Stored data entries:
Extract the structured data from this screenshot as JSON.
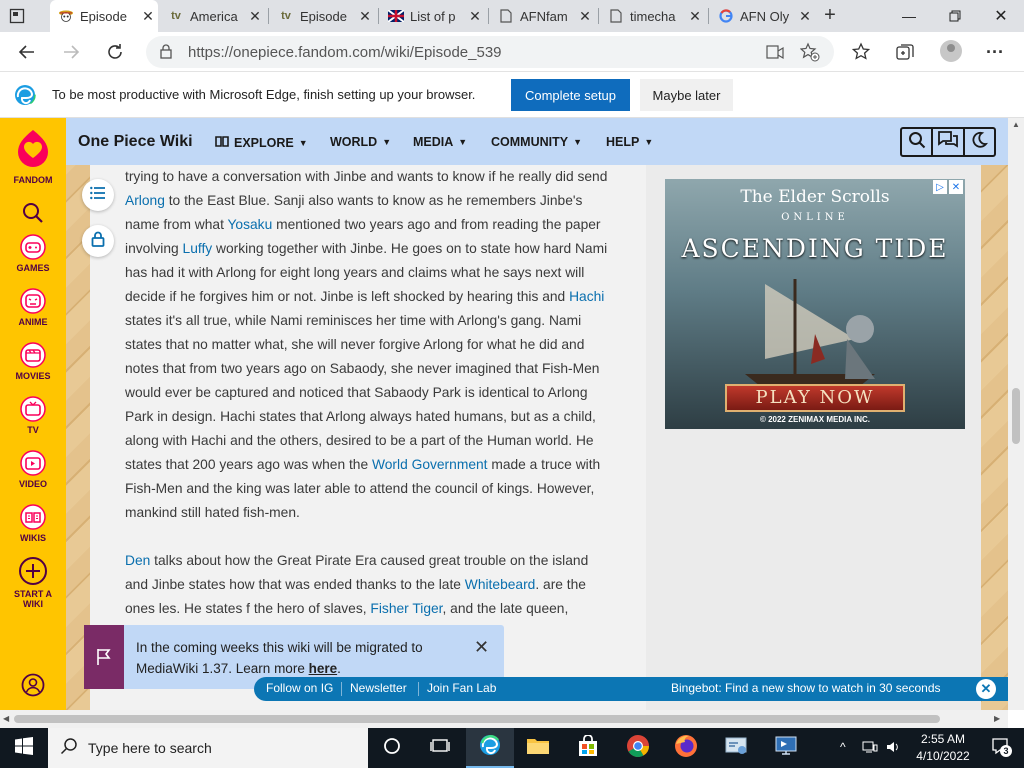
{
  "browser": {
    "tabs": [
      {
        "title": "Episode",
        "favicon": "one-piece-skull",
        "active": true
      },
      {
        "title": "America",
        "favicon": "tv"
      },
      {
        "title": "Episode",
        "favicon": "tv"
      },
      {
        "title": "List of p",
        "favicon": "flag"
      },
      {
        "title": "AFNfam",
        "favicon": "page"
      },
      {
        "title": "timecha",
        "favicon": "page"
      },
      {
        "title": "AFN Oly",
        "favicon": "google"
      }
    ],
    "url": "https://onepiece.fandom.com/wiki/Episode_539"
  },
  "setup_bar": {
    "message": "To be most productive with Microsoft Edge, finish setting up your browser.",
    "complete_label": "Complete setup",
    "later_label": "Maybe later"
  },
  "fandom_rail": {
    "logo_label": "FANDOM",
    "items": [
      {
        "label": "GAMES",
        "icon": "gamepad-icon"
      },
      {
        "label": "ANIME",
        "icon": "anime-icon"
      },
      {
        "label": "MOVIES",
        "icon": "movies-icon"
      },
      {
        "label": "TV",
        "icon": "tv-icon"
      },
      {
        "label": "VIDEO",
        "icon": "video-icon"
      },
      {
        "label": "WIKIS",
        "icon": "wikis-icon"
      },
      {
        "label": "START A WIKI",
        "icon": "plus-circle-icon"
      }
    ]
  },
  "wiki_header": {
    "title": "One Piece Wiki",
    "nav": [
      {
        "label": "EXPLORE"
      },
      {
        "label": "WORLD"
      },
      {
        "label": "MEDIA"
      },
      {
        "label": "COMMUNITY"
      },
      {
        "label": "HELP"
      }
    ]
  },
  "article": {
    "p1": [
      {
        "t": "trying to have a conversation with Jinbe and wants to know if he really did send "
      },
      {
        "t": "Arlong",
        "link": true
      },
      {
        "t": " to the East Blue. Sanji also wants to know as he remembers Jinbe's name from what "
      },
      {
        "t": "Yosaku",
        "link": true
      },
      {
        "t": " mentioned two years ago and from reading the paper involving "
      },
      {
        "t": "Luffy",
        "link": true
      },
      {
        "t": " working together with Jinbe. He goes on to state how hard Nami has had it with Arlong for eight long years and claims what he says next will decide if he forgives him or not. Jinbe is left shocked by hearing this and "
      },
      {
        "t": "Hachi",
        "link": true
      },
      {
        "t": " states it's all true, while Nami reminisces her time with Arlong's gang. Nami states that no matter what, she will never forgive Arlong for what he did and notes that from two years ago on Sabaody, she never imagined that Fish-Men would ever be captured and noticed that Sabaody Park is identical to Arlong Park in design. Hachi states that Arlong always hated humans, but as a child, along with Hachi and the others, desired to be a part of the Human world. He states that 200 years ago was when the "
      },
      {
        "t": "World Government",
        "link": true
      },
      {
        "t": " made a truce with Fish-Men and the king was later able to attend the council of kings. However, mankind still hated fish-men."
      }
    ],
    "p2": [
      {
        "t": "Den",
        "link": true
      },
      {
        "t": " talks about how the Great Pirate Era caused great trouble on the island and Jinbe states how that was ended thanks to the late "
      },
      {
        "t": "Whitebeard",
        "link": true
      },
      {
        "t": ". "
      },
      {
        "t": "                                                                  are the ones"
      },
      {
        "t": "                                                                           les. He states"
      },
      {
        "t": "                                                                                    f                  "
      },
      {
        "t": "the hero of slaves, "
      },
      {
        "t": "Fisher Tiger",
        "link": true
      },
      {
        "t": ", and the late queen, Otohime. While Luffy"
      }
    ]
  },
  "ad": {
    "line1": "The Elder Scrolls",
    "line2": "ONLINE",
    "line3": "ASCENDING TIDE",
    "cta": "PLAY NOW",
    "copyright": "© 2022 ZENIMAX MEDIA INC."
  },
  "notice": {
    "text_before": "In the coming weeks this wiki will be migrated to MediaWiki 1.37. Learn more ",
    "link": "here",
    "text_after": "."
  },
  "bottom_bar": {
    "links": [
      "Follow on IG",
      "Newsletter",
      "Join Fan Lab"
    ],
    "promo": "Bingebot: Find a new show to watch in 30 seconds"
  },
  "taskbar": {
    "search_placeholder": "Type here to search",
    "time": "2:55 AM",
    "date": "4/10/2022",
    "notifications": "3"
  }
}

▶ _Exercise_
Pick out all lines from the data above in which the word "title" appears.

▶ _Output_
        "title": "Episode",
        "title": "America",
        "title": "Episode",
        "title": "List of p",
        "title": "AFNfam",
        "title": "timecha",
        "title": "AFN Oly",
    "title": "One Piece Wiki",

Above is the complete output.